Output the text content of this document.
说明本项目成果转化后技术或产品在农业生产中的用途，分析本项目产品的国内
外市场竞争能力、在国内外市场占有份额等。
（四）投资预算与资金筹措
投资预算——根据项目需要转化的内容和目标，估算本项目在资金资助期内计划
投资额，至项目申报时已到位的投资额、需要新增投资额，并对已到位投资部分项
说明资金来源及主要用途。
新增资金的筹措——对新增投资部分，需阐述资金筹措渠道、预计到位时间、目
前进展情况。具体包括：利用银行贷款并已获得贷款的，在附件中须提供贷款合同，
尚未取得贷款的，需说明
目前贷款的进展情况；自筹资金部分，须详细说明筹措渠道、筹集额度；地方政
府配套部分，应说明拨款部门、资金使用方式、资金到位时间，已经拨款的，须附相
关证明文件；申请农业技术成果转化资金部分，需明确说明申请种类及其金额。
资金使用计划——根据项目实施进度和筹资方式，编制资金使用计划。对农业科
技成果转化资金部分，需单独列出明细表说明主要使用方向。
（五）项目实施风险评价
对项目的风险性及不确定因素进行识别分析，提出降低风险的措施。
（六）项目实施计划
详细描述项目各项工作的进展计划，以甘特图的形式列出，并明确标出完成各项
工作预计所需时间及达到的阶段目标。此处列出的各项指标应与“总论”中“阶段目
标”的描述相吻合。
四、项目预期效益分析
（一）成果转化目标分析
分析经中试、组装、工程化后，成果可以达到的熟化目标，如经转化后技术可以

> [TASK INSTRUCTIONS] Return the whole listing exactly, with every line included.

> [RESULT FOR THIS TASK]
Output the text content of this document.
说明本项目成果转化后技术或产品在农业生产中的用途，分析本项目产品的国内
外市场竞争能力、在国内外市场占有份额等。
（四）投资预算与资金筹措
投资预算——根据项目需要转化的内容和目标，估算本项目在资金资助期内计划
投资额，至项目申报时已到位的投资额、需要新增投资额，并对已到位投资部分项
说明资金来源及主要用途。
新增资金的筹措——对新增投资部分，需阐述资金筹措渠道、预计到位时间、目
前进展情况。具体包括：利用银行贷款并已获得贷款的，在附件中须提供贷款合同，
尚未取得贷款的，需说明
目前贷款的进展情况；自筹资金部分，须详细说明筹措渠道、筹集额度；地方政
府配套部分，应说明拨款部门、资金使用方式、资金到位时间，已经拨款的，须附相
关证明文件；申请农业技术成果转化资金部分，需明确说明申请种类及其金额。
资金使用计划——根据项目实施进度和筹资方式，编制资金使用计划。对农业科
技成果转化资金部分，需单独列出明细表说明主要使用方向。
（五）项目实施风险评价
对项目的风险性及不确定因素进行识别分析，提出降低风险的措施。
（六）项目实施计划
详细描述项目各项工作的进展计划，以甘特图的形式列出，并明确标出完成各项
工作预计所需时间及达到的阶段目标。此处列出的各项指标应与“总论”中“阶段目
标”的描述相吻合。
四、项目预期效益分析
（一）成果转化目标分析
分析经中试、组装、工程化后，成果可以达到的熟化目标，如经转化后技术可以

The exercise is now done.